## Rows from a layout dataset
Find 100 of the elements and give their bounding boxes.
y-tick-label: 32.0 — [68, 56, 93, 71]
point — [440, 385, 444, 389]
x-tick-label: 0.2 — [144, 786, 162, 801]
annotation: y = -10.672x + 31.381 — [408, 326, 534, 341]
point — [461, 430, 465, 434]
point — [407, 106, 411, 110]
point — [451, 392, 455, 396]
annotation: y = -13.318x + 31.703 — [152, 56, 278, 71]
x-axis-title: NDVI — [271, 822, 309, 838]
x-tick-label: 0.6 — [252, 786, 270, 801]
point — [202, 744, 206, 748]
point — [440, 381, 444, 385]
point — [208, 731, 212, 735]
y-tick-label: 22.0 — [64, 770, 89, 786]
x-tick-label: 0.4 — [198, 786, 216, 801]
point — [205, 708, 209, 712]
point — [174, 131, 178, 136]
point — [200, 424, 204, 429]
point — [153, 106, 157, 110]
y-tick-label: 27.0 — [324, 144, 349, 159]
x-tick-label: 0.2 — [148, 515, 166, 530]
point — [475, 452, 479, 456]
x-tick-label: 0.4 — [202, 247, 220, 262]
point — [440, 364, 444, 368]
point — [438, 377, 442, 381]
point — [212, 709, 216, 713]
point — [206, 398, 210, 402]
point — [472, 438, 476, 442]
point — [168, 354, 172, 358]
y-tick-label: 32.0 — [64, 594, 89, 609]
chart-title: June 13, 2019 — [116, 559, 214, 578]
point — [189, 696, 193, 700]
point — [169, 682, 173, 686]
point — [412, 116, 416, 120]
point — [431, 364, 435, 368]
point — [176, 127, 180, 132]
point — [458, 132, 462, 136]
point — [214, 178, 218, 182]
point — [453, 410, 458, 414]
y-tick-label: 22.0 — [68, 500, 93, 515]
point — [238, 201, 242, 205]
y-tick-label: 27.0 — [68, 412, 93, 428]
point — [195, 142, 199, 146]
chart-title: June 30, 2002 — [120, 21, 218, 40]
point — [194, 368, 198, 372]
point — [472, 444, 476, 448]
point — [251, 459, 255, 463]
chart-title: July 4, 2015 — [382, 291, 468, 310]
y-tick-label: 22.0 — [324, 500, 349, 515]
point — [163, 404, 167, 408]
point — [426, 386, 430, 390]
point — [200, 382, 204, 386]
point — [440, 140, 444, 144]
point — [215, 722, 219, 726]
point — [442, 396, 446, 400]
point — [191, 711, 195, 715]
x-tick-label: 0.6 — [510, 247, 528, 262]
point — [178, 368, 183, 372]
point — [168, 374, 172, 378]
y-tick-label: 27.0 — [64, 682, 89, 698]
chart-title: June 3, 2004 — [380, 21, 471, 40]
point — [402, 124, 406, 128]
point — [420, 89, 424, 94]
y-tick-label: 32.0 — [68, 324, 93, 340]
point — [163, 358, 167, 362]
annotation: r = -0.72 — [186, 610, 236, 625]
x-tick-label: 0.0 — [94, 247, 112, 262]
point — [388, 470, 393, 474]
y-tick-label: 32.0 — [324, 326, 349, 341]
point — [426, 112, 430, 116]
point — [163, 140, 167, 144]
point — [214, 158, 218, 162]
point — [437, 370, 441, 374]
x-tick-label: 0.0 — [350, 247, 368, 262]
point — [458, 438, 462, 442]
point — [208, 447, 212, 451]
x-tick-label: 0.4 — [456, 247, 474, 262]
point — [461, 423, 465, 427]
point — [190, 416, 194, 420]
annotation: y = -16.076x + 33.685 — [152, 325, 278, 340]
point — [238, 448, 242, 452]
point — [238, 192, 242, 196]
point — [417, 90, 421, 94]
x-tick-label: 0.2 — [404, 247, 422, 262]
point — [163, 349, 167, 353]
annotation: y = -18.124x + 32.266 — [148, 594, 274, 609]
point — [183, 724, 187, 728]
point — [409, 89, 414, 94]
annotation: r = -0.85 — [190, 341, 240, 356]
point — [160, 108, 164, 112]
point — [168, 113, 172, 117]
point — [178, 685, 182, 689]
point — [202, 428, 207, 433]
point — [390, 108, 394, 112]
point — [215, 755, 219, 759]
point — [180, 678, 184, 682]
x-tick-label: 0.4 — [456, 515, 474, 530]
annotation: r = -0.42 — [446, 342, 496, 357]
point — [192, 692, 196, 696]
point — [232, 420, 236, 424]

## WRITTEN REQUEST
Copy out the records above, word for word, from the first line through the line containing "point — [440, 381, 444, 385]", including both of those lines.

## RESPONSE BELOW
Find 100 of the elements and give their bounding boxes.
y-tick-label: 32.0 — [68, 56, 93, 71]
point — [440, 385, 444, 389]
x-tick-label: 0.2 — [144, 786, 162, 801]
annotation: y = -10.672x + 31.381 — [408, 326, 534, 341]
point — [461, 430, 465, 434]
point — [407, 106, 411, 110]
point — [451, 392, 455, 396]
annotation: y = -13.318x + 31.703 — [152, 56, 278, 71]
x-axis-title: NDVI — [271, 822, 309, 838]
x-tick-label: 0.6 — [252, 786, 270, 801]
point — [202, 744, 206, 748]
point — [440, 381, 444, 385]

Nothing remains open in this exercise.